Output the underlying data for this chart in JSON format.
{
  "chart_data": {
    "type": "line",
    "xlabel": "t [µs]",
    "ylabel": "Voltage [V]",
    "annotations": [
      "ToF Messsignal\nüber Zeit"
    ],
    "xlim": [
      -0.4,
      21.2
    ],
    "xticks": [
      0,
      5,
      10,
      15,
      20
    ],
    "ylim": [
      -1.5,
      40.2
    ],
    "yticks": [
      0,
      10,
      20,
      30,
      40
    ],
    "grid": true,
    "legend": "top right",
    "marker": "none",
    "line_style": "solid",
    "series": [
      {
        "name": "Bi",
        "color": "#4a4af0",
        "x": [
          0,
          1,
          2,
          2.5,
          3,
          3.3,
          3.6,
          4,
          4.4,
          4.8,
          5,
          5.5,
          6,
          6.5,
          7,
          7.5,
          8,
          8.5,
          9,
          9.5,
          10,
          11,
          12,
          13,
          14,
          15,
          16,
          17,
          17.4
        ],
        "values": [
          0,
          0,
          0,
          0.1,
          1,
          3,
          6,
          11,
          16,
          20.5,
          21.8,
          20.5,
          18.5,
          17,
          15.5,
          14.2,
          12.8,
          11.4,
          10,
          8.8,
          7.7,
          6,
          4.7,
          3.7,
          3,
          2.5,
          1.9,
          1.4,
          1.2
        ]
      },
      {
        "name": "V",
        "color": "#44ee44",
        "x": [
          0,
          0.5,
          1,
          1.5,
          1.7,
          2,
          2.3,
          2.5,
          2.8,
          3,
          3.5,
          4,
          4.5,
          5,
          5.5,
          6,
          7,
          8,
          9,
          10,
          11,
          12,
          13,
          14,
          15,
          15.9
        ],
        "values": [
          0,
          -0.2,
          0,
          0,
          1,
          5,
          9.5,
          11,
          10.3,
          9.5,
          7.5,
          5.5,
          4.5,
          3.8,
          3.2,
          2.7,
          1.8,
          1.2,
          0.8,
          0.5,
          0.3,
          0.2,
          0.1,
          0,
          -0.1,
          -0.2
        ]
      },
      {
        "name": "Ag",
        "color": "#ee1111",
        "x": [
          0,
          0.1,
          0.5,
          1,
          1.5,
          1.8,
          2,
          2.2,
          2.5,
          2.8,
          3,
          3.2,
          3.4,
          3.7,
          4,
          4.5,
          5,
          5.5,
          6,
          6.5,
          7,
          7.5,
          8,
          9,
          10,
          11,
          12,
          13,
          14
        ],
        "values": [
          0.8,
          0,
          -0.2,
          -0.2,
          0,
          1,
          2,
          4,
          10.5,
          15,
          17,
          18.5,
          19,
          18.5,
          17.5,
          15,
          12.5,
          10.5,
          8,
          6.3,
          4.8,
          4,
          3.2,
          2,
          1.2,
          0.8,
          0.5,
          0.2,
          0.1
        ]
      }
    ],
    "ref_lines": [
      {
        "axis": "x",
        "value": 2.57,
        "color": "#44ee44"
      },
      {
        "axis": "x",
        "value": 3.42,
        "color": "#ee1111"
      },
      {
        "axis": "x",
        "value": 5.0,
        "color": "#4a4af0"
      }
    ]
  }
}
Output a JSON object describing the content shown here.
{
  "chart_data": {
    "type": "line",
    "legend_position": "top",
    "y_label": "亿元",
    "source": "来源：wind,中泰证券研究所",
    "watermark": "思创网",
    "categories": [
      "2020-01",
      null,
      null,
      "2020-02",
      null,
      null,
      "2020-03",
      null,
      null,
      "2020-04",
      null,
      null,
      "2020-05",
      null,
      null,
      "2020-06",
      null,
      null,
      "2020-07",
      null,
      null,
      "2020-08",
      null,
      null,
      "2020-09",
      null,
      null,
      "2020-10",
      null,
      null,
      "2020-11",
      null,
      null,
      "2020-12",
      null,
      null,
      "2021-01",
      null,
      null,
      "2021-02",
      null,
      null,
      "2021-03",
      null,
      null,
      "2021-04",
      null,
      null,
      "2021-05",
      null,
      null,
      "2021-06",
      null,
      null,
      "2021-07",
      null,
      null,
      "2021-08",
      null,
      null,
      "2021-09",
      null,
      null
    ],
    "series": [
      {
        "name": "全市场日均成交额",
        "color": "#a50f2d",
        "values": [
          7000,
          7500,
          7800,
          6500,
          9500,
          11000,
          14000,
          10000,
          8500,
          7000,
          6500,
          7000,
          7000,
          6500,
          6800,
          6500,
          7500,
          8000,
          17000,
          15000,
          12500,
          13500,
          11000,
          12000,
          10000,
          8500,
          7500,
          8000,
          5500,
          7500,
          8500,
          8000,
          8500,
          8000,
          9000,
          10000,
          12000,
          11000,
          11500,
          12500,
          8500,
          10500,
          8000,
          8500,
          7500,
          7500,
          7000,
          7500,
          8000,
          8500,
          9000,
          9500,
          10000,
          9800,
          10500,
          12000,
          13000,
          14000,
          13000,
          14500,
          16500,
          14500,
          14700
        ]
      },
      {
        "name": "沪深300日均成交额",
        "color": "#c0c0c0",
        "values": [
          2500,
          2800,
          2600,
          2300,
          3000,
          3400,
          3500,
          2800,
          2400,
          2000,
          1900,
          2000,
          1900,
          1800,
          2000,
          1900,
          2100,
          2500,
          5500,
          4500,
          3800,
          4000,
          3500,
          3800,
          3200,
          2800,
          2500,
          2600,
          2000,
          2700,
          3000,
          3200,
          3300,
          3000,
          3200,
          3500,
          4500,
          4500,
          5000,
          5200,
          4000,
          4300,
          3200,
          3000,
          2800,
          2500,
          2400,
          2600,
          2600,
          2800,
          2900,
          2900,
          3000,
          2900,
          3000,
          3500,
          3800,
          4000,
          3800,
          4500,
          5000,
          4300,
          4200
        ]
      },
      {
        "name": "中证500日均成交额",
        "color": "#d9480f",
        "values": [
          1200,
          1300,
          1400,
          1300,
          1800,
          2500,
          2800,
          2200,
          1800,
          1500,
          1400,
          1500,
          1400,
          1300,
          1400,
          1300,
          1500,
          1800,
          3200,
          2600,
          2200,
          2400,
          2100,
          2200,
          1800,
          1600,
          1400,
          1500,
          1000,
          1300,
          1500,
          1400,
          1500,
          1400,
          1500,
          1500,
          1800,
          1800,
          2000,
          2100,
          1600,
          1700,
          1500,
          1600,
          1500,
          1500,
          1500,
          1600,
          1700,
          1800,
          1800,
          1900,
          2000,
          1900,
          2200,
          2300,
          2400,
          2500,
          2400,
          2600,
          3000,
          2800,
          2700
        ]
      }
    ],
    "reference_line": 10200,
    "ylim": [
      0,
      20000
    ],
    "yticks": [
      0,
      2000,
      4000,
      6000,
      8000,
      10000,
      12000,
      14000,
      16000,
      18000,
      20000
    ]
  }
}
++++++++++++++++++++
- **Stated goal**
Take the records above and return them exactly as written.

- **Completed task**
Output the underlying data for this chart in JSON format.
{
  "chart_data": {
    "type": "line",
    "xlabel": "t [µs]",
    "ylabel": "Voltage [V]",
    "annotations": [
      "ToF Messsignal\nüber Zeit"
    ],
    "xlim": [
      -0.4,
      21.2
    ],
    "xticks": [
      0,
      5,
      10,
      15,
      20
    ],
    "ylim": [
      -1.5,
      40.2
    ],
    "yticks": [
      0,
      10,
      20,
      30,
      40
    ],
    "grid": true,
    "legend": "top right",
    "marker": "none",
    "line_style": "solid",
    "series": [
      {
        "name": "Bi",
        "color": "#4a4af0",
        "x": [
          0,
          1,
          2,
          2.5,
          3,
          3.3,
          3.6,
          4,
          4.4,
          4.8,
          5,
          5.5,
          6,
          6.5,
          7,
          7.5,
          8,
          8.5,
          9,
          9.5,
          10,
          11,
          12,
          13,
          14,
          15,
          16,
          17,
          17.4
        ],
        "values": [
          0,
          0,
          0,
          0.1,
          1,
          3,
          6,
          11,
          16,
          20.5,
          21.8,
          20.5,
          18.5,
          17,
          15.5,
          14.2,
          12.8,
          11.4,
          10,
          8.8,
          7.7,
          6,
          4.7,
          3.7,
          3,
          2.5,
          1.9,
          1.4,
          1.2
        ]
      },
      {
        "name": "V",
        "color": "#44ee44",
        "x": [
          0,
          0.5,
          1,
          1.5,
          1.7,
          2,
          2.3,
          2.5,
          2.8,
          3,
          3.5,
          4,
          4.5,
          5,
          5.5,
          6,
          7,
          8,
          9,
          10,
          11,
          12,
          13,
          14,
          15,
          15.9
        ],
        "values": [
          0,
          -0.2,
          0,
          0,
          1,
          5,
          9.5,
          11,
          10.3,
          9.5,
          7.5,
          5.5,
          4.5,
          3.8,
          3.2,
          2.7,
          1.8,
          1.2,
          0.8,
          0.5,
          0.3,
          0.2,
          0.1,
          0,
          -0.1,
          -0.2
        ]
      },
      {
        "name": "Ag",
        "color": "#ee1111",
        "x": [
          0,
          0.1,
          0.5,
          1,
          1.5,
          1.8,
          2,
          2.2,
          2.5,
          2.8,
          3,
          3.2,
          3.4,
          3.7,
          4,
          4.5,
          5,
          5.5,
          6,
          6.5,
          7,
          7.5,
          8,
          9,
          10,
          11,
          12,
          13,
          14
        ],
        "values": [
          0.8,
          0,
          -0.2,
          -0.2,
          0,
          1,
          2,
          4,
          10.5,
          15,
          17,
          18.5,
          19,
          18.5,
          17.5,
          15,
          12.5,
          10.5,
          8,
          6.3,
          4.8,
          4,
          3.2,
          2,
          1.2,
          0.8,
          0.5,
          0.2,
          0.1
        ]
      }
    ],
    "ref_lines": [
      {
        "axis": "x",
        "value": 2.57,
        "color": "#44ee44"
      },
      {
        "axis": "x",
        "value": 3.42,
        "color": "#ee1111"
      },
      {
        "axis": "x",
        "value": 5.0,
        "color": "#4a4af0"
      }
    ]
  }
}
Output a JSON object describing the content shown here.
{
  "chart_data": {
    "type": "line",
    "legend_position": "top",
    "y_label": "亿元",
    "source": "来源：wind,中泰证券研究所",
    "watermark": "思创网",
    "categories": [
      "2020-01",
      null,
      null,
      "2020-02",
      null,
      null,
      "2020-03",
      null,
      null,
      "2020-04",
      null,
      null,
      "2020-05",
      null,
      null,
      "2020-06",
      null,
      null,
      "2020-07",
      null,
      null,
      "2020-08",
      null,
      null,
      "2020-09",
      null,
      null,
      "2020-10",
      null,
      null,
      "2020-11",
      null,
      null,
      "2020-12",
      null,
      null,
      "2021-01",
      null,
      null,
      "2021-02",
      null,
      null,
      "2021-03",
      null,
      null,
      "2021-04",
      null,
      null,
      "2021-05",
      null,
      null,
      "2021-06",
      null,
      null,
      "2021-07",
      null,
      null,
      "2021-08",
      null,
      null,
      "2021-09",
      null,
      null
    ],
    "series": [
      {
        "name": "全市场日均成交额",
        "color": "#a50f2d",
        "values": [
          7000,
          7500,
          7800,
          6500,
          9500,
          11000,
          14000,
          10000,
          8500,
          7000,
          6500,
          7000,
          7000,
          6500,
          6800,
          6500,
          7500,
          8000,
          17000,
          15000,
          12500,
          13500,
          11000,
          12000,
          10000,
          8500,
          7500,
          8000,
          5500,
          7500,
          8500,
          8000,
          8500,
          8000,
          9000,
          10000,
          12000,
          11000,
          11500,
          12500,
          8500,
          10500,
          8000,
          8500,
          7500,
          7500,
          7000,
          7500,
          8000,
          8500,
          9000,
          9500,
          10000,
          9800,
          10500,
          12000,
          13000,
          14000,
          13000,
          14500,
          16500,
          14500,
          14700
        ]
      },
      {
        "name": "沪深300日均成交额",
        "color": "#c0c0c0",
        "values": [
          2500,
          2800,
          2600,
          2300,
          3000,
          3400,
          3500,
          2800,
          2400,
          2000,
          1900,
          2000,
          1900,
          1800,
          2000,
          1900,
          2100,
          2500,
          5500,
          4500,
          3800,
          4000,
          3500,
          3800,
          3200,
          2800,
          2500,
          2600,
          2000,
          2700,
          3000,
          3200,
          3300,
          3000,
          3200,
          3500,
          4500,
          4500,
          5000,
          5200,
          4000,
          4300,
          3200,
          3000,
          2800,
          2500,
          2400,
          2600,
          2600,
          2800,
          2900,
          2900,
          3000,
          2900,
          3000,
          3500,
          3800,
          4000,
          3800,
          4500,
          5000,
          4300,
          4200
        ]
      },
      {
        "name": "中证500日均成交额",
        "color": "#d9480f",
        "values": [
          1200,
          1300,
          1400,
          1300,
          1800,
          2500,
          2800,
          2200,
          1800,
          1500,
          1400,
          1500,
          1400,
          1300,
          1400,
          1300,
          1500,
          1800,
          3200,
          2600,
          2200,
          2400,
          2100,
          2200,
          1800,
          1600,
          1400,
          1500,
          1000,
          1300,
          1500,
          1400,
          1500,
          1400,
          1500,
          1500,
          1800,
          1800,
          2000,
          2100,
          1600,
          1700,
          1500,
          1600,
          1500,
          1500,
          1500,
          1600,
          1700,
          1800,
          1800,
          1900,
          2000,
          1900,
          2200,
          2300,
          2400,
          2500,
          2400,
          2600,
          3000,
          2800,
          2700
        ]
      }
    ],
    "reference_line": 10200,
    "ylim": [
      0,
      20000
    ],
    "yticks": [
      0,
      2000,
      4000,
      6000,
      8000,
      10000,
      12000,
      14000,
      16000,
      18000,
      20000
    ]
  }
}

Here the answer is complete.